▶ [Job]:
Return the entries below in their exact form, leaving the pictures out.
* BEGIN Information supplied *
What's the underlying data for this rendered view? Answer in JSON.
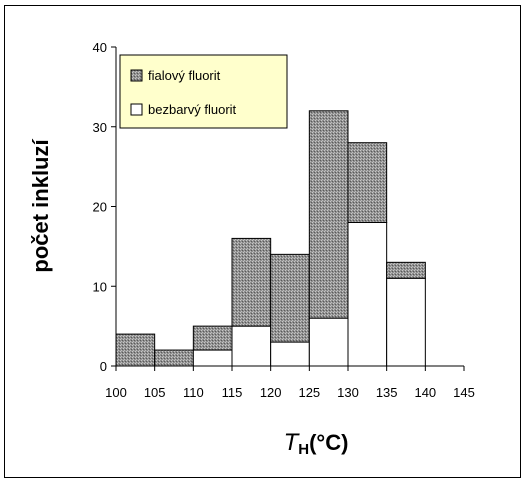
{
  "chart_data": {
    "type": "bar",
    "stacked": true,
    "categories": [
      "105",
      "110",
      "115",
      "120",
      "125",
      "130",
      "135",
      "140"
    ],
    "series": [
      {
        "name": "bezbarvý fluorit",
        "values": [
          0,
          0,
          2,
          5,
          3,
          6,
          18,
          11
        ],
        "color": "#ffffff"
      },
      {
        "name": "fialový fluorit",
        "values": [
          4,
          2,
          3,
          11,
          11,
          26,
          10,
          2
        ],
        "color": "#9a9a9a"
      }
    ],
    "legend": [
      {
        "label": "fialový fluorit",
        "color": "#9a9a9a"
      },
      {
        "label": "bezbarvý fluorit",
        "color": "#ffffff"
      }
    ],
    "x_ticks": [
      "100",
      "105",
      "110",
      "115",
      "120",
      "125",
      "130",
      "135",
      "140",
      "145"
    ],
    "y_ticks": [
      "0",
      "10",
      "20",
      "30",
      "40"
    ],
    "ylim": [
      0,
      40
    ],
    "xlim": [
      100,
      145
    ],
    "xlabel_main": "T",
    "xlabel_sub": "H",
    "xlabel_unit": "(°C)",
    "ylabel": "počet inkluzí",
    "legend_position": "top-left",
    "grid": false
  }
}
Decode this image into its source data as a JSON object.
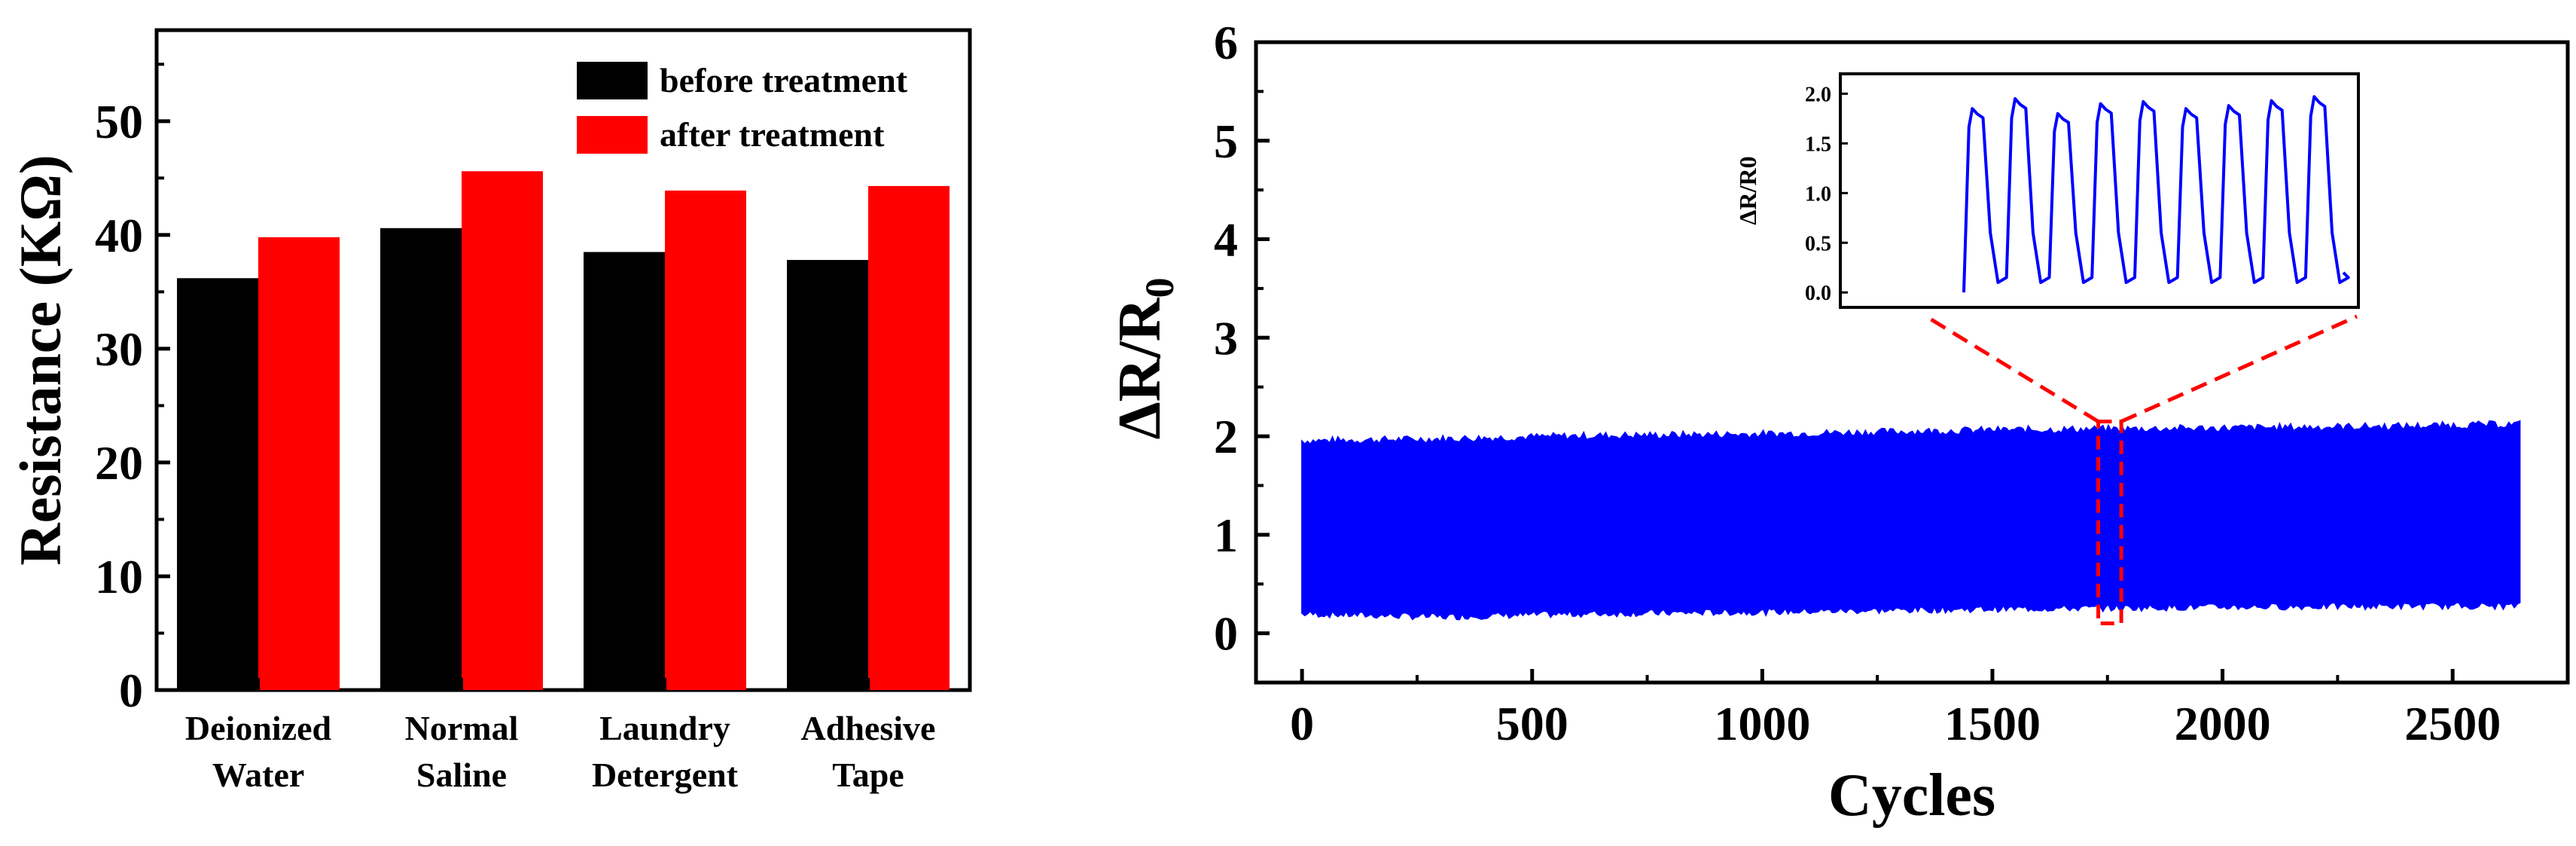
{
  "chart_data": [
    {
      "type": "bar",
      "title": "",
      "ylabel": "Resistance (KΩ)",
      "xlabel": "",
      "ylim": [
        0,
        58
      ],
      "yticks": [
        0,
        10,
        20,
        30,
        40,
        50
      ],
      "categories": [
        [
          "Deionized",
          "Water"
        ],
        [
          "Normal",
          "Saline"
        ],
        [
          "Laundry",
          "Detergent"
        ],
        [
          "Adhesive",
          "Tape"
        ]
      ],
      "series": [
        {
          "name": "before treatment",
          "color": "#000000",
          "values": [
            36.2,
            40.6,
            38.5,
            37.8
          ]
        },
        {
          "name": "after treatment",
          "color": "#ff0000",
          "values": [
            39.8,
            45.6,
            43.9,
            44.3
          ]
        }
      ],
      "legend_position": "top-right",
      "grid": false
    },
    {
      "type": "area",
      "title": "",
      "xlabel": "Cycles",
      "ylabel_main": "ΔR/R",
      "ylabel_sub": "0",
      "xlim": [
        -100,
        2750
      ],
      "ylim": [
        -0.5,
        6
      ],
      "xticks": [
        0,
        500,
        1000,
        1500,
        2000,
        2500
      ],
      "yticks": [
        0,
        1,
        2,
        3,
        4,
        5,
        6
      ],
      "series": [
        {
          "color": "#0000ff",
          "x_range": [
            0,
            2650
          ],
          "upper": [
            [
              0,
              1.95
            ],
            [
              300,
              1.97
            ],
            [
              600,
              2.0
            ],
            [
              1000,
              2.02
            ],
            [
              1500,
              2.06
            ],
            [
              2000,
              2.08
            ],
            [
              2400,
              2.1
            ],
            [
              2650,
              2.12
            ]
          ],
          "lower": [
            [
              0,
              0.2
            ],
            [
              300,
              0.17
            ],
            [
              600,
              0.2
            ],
            [
              1000,
              0.22
            ],
            [
              1500,
              0.25
            ],
            [
              2000,
              0.27
            ],
            [
              2400,
              0.28
            ],
            [
              2650,
              0.28
            ]
          ]
        }
      ],
      "zoom_box": {
        "x": [
          1730,
          1780
        ],
        "y": [
          0.1,
          2.15
        ],
        "color": "#ff0000"
      },
      "inset": {
        "ylabel": "ΔR/R0",
        "ylim": [
          -0.15,
          2.2
        ],
        "yticks": [
          "0.0",
          "0.5",
          "1.0",
          "1.5",
          "2.0"
        ],
        "cycles": 9,
        "peaks": [
          1.85,
          1.95,
          1.8,
          1.9,
          1.92,
          1.85,
          1.88,
          1.93,
          1.97
        ],
        "baseline": 0.1,
        "color": "#0000ff"
      },
      "grid": false
    }
  ]
}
* END Information supplied *
▶ [Full solution]:
What's the underlying data for this rendered view? Answer in JSON.
{
  "chart_data": {
    "type": "bar",
    "stacked": true,
    "categories": [
      "105",
      "110",
      "115",
      "120",
      "125",
      "130",
      "135",
      "140"
    ],
    "series": [
      {
        "name": "bezbarvý fluorit",
        "values": [
          0,
          0,
          2,
          5,
          3,
          6,
          18,
          11
        ],
        "color": "#ffffff"
      },
      {
        "name": "fialový fluorit",
        "values": [
          4,
          2,
          3,
          11,
          11,
          26,
          10,
          2
        ],
        "color": "#9a9a9a"
      }
    ],
    "legend": [
      {
        "label": "fialový fluorit",
        "color": "#9a9a9a"
      },
      {
        "label": "bezbarvý fluorit",
        "color": "#ffffff"
      }
    ],
    "x_ticks": [
      "100",
      "105",
      "110",
      "115",
      "120",
      "125",
      "130",
      "135",
      "140",
      "145"
    ],
    "y_ticks": [
      "0",
      "10",
      "20",
      "30",
      "40"
    ],
    "ylim": [
      0,
      40
    ],
    "xlim": [
      100,
      145
    ],
    "xlabel_main": "T",
    "xlabel_sub": "H",
    "xlabel_unit": "(°C)",
    "ylabel": "počet inkluzí",
    "legend_position": "top-left",
    "grid": false
  }
}
Decode this image into its source data as a JSON object.
{
  "chart_data": [
    {
      "type": "bar",
      "title": "",
      "ylabel": "Resistance (KΩ)",
      "xlabel": "",
      "ylim": [
        0,
        58
      ],
      "yticks": [
        0,
        10,
        20,
        30,
        40,
        50
      ],
      "categories": [
        [
          "Deionized",
          "Water"
        ],
        [
          "Normal",
          "Saline"
        ],
        [
          "Laundry",
          "Detergent"
        ],
        [
          "Adhesive",
          "Tape"
        ]
      ],
      "series": [
        {
          "name": "before treatment",
          "color": "#000000",
          "values": [
            36.2,
            40.6,
            38.5,
            37.8
          ]
        },
        {
          "name": "after treatment",
          "color": "#ff0000",
          "values": [
            39.8,
            45.6,
            43.9,
            44.3
          ]
        }
      ],
      "legend_position": "top-right",
      "grid": false
    },
    {
      "type": "area",
      "title": "",
      "xlabel": "Cycles",
      "ylabel_main": "ΔR/R",
      "ylabel_sub": "0",
      "xlim": [
        -100,
        2750
      ],
      "ylim": [
        -0.5,
        6
      ],
      "xticks": [
        0,
        500,
        1000,
        1500,
        2000,
        2500
      ],
      "yticks": [
        0,
        1,
        2,
        3,
        4,
        5,
        6
      ],
      "series": [
        {
          "color": "#0000ff",
          "x_range": [
            0,
            2650
          ],
          "upper": [
            [
              0,
              1.95
            ],
            [
              300,
              1.97
            ],
            [
              600,
              2.0
            ],
            [
              1000,
              2.02
            ],
            [
              1500,
              2.06
            ],
            [
              2000,
              2.08
            ],
            [
              2400,
              2.1
            ],
            [
              2650,
              2.12
            ]
          ],
          "lower": [
            [
              0,
              0.2
            ],
            [
              300,
              0.17
            ],
            [
              600,
              0.2
            ],
            [
              1000,
              0.22
            ],
            [
              1500,
              0.25
            ],
            [
              2000,
              0.27
            ],
            [
              2400,
              0.28
            ],
            [
              2650,
              0.28
            ]
          ]
        }
      ],
      "zoom_box": {
        "x": [
          1730,
          1780
        ],
        "y": [
          0.1,
          2.15
        ],
        "color": "#ff0000"
      },
      "inset": {
        "ylabel": "ΔR/R0",
        "ylim": [
          -0.15,
          2.2
        ],
        "yticks": [
          "0.0",
          "0.5",
          "1.0",
          "1.5",
          "2.0"
        ],
        "cycles": 9,
        "peaks": [
          1.85,
          1.95,
          1.8,
          1.9,
          1.92,
          1.85,
          1.88,
          1.93,
          1.97
        ],
        "baseline": 0.1,
        "color": "#0000ff"
      },
      "grid": false
    }
  ]
}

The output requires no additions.